Records about charts and figures
-- BEGIN --

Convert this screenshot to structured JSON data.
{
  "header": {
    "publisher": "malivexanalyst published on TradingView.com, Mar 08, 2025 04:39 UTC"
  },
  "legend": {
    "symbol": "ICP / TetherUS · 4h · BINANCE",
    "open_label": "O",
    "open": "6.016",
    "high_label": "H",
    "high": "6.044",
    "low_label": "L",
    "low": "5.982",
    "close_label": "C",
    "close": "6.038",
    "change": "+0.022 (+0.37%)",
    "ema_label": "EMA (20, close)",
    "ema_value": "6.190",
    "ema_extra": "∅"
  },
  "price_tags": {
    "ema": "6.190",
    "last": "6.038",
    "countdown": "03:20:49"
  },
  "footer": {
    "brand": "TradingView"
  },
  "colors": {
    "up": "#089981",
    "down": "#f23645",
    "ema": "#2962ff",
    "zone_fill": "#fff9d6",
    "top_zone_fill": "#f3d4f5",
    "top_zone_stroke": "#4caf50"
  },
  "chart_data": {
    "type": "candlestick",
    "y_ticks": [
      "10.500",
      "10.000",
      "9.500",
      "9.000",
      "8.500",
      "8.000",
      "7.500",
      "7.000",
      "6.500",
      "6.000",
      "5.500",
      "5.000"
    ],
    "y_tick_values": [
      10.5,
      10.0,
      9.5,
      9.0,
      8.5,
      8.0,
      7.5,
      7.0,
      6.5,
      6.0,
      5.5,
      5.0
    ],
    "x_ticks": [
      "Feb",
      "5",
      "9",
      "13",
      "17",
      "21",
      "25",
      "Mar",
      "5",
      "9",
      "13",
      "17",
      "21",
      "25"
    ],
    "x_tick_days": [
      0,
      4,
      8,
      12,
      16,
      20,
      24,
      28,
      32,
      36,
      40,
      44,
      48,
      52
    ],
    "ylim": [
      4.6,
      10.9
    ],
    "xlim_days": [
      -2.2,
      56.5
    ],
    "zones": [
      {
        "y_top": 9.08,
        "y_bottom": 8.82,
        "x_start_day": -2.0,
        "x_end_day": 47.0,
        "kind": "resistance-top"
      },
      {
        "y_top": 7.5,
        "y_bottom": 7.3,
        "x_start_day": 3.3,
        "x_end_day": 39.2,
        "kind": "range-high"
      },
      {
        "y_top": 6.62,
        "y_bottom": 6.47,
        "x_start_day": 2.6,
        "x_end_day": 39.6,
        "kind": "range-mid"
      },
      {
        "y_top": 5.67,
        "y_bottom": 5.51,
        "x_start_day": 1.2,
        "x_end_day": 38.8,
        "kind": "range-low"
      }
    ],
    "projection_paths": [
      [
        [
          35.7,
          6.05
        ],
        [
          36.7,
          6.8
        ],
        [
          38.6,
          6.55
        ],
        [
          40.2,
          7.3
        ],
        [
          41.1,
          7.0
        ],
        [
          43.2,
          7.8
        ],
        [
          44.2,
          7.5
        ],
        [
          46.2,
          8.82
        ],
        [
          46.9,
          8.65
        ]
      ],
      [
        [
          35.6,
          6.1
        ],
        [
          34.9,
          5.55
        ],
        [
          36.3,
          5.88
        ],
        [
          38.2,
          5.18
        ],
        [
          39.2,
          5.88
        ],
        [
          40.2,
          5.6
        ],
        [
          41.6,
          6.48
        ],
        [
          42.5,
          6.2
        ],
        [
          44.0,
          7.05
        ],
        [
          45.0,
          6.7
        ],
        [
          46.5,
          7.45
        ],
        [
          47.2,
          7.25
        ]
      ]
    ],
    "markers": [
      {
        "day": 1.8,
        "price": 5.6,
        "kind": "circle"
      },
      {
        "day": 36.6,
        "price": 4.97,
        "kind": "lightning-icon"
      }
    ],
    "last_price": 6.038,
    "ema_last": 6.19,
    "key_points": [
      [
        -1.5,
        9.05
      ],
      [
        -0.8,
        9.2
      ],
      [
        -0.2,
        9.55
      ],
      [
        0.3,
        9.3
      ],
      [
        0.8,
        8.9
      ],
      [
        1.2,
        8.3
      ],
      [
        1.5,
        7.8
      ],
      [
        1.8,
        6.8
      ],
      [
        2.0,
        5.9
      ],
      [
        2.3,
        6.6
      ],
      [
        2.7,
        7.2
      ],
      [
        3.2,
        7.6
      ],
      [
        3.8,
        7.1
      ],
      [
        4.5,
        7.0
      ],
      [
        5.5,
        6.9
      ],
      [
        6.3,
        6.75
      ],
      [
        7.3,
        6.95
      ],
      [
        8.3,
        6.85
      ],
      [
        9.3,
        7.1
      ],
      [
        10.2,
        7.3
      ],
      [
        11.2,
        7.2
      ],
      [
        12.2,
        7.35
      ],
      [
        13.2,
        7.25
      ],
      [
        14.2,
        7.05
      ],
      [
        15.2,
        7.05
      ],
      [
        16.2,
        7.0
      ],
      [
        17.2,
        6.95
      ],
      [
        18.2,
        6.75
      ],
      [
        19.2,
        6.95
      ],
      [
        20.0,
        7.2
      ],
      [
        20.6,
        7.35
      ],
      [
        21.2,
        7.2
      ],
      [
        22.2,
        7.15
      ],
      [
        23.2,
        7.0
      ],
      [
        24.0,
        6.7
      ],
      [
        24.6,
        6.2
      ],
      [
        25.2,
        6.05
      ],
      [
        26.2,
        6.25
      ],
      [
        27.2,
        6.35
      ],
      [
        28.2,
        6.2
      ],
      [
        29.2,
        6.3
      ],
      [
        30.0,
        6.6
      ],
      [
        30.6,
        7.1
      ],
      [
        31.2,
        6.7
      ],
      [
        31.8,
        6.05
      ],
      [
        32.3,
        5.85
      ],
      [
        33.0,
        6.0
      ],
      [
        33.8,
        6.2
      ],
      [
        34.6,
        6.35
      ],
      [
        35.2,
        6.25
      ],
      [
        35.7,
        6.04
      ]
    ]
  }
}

-- END --

■ What is being asked
Tally every line of the listing that holds the string "range", then give the number by itself.

■ Result
3